REQUIREMENT —
Collect all lines from the records below that include the word "analysis".

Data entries
===

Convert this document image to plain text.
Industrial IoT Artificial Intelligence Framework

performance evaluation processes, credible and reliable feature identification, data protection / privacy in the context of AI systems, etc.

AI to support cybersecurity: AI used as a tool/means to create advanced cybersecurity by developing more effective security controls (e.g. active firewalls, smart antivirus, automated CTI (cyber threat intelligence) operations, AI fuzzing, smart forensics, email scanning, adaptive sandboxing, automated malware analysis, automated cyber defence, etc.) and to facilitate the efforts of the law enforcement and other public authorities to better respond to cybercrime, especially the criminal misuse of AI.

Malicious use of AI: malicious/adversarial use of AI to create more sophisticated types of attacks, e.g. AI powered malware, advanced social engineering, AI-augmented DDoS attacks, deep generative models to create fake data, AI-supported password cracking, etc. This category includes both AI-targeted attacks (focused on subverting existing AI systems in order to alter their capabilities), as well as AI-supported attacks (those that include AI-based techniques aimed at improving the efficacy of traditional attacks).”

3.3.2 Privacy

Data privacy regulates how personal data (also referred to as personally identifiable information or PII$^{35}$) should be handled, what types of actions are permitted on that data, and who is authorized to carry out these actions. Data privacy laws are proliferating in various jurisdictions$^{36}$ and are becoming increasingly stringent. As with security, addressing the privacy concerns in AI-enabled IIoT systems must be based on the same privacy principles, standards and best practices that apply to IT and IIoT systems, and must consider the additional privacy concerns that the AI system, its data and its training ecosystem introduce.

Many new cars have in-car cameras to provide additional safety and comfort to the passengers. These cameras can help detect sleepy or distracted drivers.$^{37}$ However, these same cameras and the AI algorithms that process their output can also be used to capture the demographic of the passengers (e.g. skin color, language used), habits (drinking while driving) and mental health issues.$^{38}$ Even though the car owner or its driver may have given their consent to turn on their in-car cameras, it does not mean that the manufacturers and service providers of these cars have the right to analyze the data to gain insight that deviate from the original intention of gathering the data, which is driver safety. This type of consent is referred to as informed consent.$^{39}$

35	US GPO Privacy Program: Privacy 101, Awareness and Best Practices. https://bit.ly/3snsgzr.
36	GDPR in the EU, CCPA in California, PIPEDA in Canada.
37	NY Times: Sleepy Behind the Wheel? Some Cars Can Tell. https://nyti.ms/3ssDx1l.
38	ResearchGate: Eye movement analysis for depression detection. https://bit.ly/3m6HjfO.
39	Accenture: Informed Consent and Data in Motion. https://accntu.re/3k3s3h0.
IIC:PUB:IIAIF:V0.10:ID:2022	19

===

EXERCISE RESULT —
AI to support cybersecurity: AI used as a tool/means to create advanced cybersecurity by developing more effective security controls (e.g. active firewalls, smart antivirus, automated CTI (cyber threat intelligence) operations, AI fuzzing, smart forensics, email scanning, adaptive sandboxing, automated malware analysis, automated cyber defence, etc.) and to facilitate the efforts of the law enforcement and other public authorities to better respond to cybercrime, especially the criminal misuse of AI.
38	ResearchGate: Eye movement analysis for depression detection. https://bit.ly/3m6HjfO.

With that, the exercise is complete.